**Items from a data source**

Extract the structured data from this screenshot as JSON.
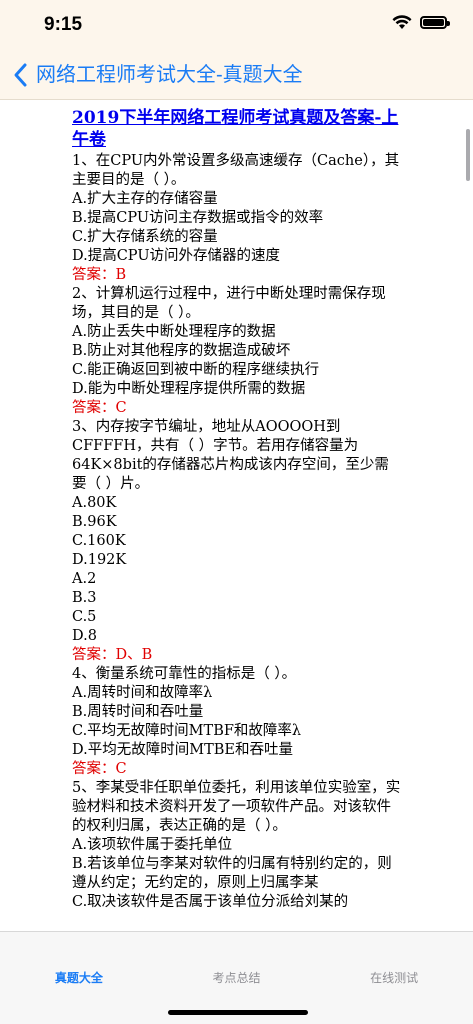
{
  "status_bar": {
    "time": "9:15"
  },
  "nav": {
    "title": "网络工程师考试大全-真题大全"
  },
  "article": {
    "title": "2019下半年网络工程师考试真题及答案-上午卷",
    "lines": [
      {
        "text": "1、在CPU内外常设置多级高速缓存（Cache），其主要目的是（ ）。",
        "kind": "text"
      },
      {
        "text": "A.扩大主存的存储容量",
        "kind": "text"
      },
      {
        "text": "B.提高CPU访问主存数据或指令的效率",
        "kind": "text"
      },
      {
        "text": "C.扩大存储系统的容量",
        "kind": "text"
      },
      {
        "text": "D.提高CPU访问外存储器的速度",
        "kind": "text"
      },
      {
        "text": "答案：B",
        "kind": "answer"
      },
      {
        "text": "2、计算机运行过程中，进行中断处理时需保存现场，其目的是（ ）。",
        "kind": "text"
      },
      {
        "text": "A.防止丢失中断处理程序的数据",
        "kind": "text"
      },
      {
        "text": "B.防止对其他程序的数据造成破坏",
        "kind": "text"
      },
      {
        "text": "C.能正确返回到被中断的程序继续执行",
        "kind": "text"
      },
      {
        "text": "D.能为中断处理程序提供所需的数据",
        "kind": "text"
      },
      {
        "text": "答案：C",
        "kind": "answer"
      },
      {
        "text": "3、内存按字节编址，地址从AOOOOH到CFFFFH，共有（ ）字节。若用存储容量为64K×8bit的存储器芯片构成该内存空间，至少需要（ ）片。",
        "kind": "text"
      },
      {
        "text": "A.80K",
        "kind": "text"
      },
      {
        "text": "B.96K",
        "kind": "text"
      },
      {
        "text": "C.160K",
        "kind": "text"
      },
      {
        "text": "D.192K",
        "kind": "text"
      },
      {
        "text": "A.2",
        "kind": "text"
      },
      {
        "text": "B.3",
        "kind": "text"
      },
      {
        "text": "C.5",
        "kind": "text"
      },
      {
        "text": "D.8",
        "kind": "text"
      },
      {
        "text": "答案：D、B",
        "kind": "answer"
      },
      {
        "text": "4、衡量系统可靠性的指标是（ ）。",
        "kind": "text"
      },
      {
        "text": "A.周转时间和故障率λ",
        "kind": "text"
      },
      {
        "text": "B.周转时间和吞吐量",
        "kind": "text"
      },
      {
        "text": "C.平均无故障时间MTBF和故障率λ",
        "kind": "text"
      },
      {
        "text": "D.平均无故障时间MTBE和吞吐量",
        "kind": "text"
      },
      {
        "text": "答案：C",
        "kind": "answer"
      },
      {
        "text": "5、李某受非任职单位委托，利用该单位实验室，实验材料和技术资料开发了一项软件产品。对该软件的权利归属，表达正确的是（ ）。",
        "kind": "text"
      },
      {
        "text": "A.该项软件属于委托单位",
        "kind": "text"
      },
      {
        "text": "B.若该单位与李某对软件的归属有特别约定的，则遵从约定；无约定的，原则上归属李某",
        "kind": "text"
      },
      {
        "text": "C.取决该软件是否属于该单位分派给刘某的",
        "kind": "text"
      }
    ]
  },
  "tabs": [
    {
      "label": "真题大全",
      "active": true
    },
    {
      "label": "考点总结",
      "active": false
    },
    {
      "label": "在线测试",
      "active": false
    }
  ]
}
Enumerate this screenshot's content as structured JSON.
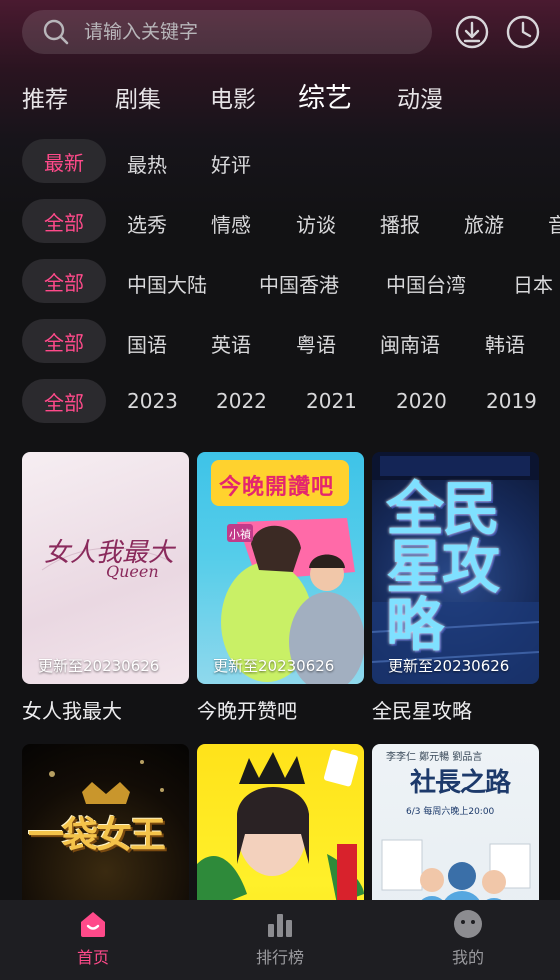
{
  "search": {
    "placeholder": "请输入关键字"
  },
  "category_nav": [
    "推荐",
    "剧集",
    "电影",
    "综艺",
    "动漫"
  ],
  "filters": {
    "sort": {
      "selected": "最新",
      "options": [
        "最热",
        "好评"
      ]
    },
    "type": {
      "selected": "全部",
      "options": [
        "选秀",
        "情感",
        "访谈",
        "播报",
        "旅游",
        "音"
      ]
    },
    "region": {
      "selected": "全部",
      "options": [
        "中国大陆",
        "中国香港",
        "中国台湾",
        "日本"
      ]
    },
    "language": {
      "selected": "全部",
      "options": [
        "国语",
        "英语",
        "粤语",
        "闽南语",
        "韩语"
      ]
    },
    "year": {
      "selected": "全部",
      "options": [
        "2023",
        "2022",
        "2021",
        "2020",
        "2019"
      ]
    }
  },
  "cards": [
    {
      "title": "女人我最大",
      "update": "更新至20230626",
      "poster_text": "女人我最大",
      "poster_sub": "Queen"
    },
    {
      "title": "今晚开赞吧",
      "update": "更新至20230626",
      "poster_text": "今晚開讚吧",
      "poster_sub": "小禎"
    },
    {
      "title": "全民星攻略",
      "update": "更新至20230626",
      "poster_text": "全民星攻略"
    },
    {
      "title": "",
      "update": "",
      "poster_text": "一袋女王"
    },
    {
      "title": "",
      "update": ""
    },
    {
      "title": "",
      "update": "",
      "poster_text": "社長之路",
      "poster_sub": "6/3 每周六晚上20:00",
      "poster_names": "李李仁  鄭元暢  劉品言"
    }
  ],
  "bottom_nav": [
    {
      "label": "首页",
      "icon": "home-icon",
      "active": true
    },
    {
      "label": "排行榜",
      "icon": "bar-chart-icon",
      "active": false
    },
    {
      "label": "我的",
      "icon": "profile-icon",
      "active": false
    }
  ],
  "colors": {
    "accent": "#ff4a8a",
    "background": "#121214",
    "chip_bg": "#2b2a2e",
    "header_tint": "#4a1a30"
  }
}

---

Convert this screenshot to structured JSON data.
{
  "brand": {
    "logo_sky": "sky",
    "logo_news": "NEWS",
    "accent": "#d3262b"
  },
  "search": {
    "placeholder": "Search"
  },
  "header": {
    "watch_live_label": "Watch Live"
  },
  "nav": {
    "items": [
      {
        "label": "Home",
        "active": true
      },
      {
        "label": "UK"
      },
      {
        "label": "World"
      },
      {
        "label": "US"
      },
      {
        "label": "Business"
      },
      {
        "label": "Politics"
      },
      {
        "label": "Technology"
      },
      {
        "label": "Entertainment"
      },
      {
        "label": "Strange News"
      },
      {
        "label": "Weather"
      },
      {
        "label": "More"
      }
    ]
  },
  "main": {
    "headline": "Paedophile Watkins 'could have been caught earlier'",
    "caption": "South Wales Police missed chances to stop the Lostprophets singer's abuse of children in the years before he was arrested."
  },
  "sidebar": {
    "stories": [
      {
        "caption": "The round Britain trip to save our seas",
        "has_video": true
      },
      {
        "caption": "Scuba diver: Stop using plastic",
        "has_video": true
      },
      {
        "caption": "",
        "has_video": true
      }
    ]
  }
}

**WHAT YOU ARE ASKED TO DO**
Give only the number of lines in the entries above that hold the string "screenshot".

**WRITTEN ANSWER**
3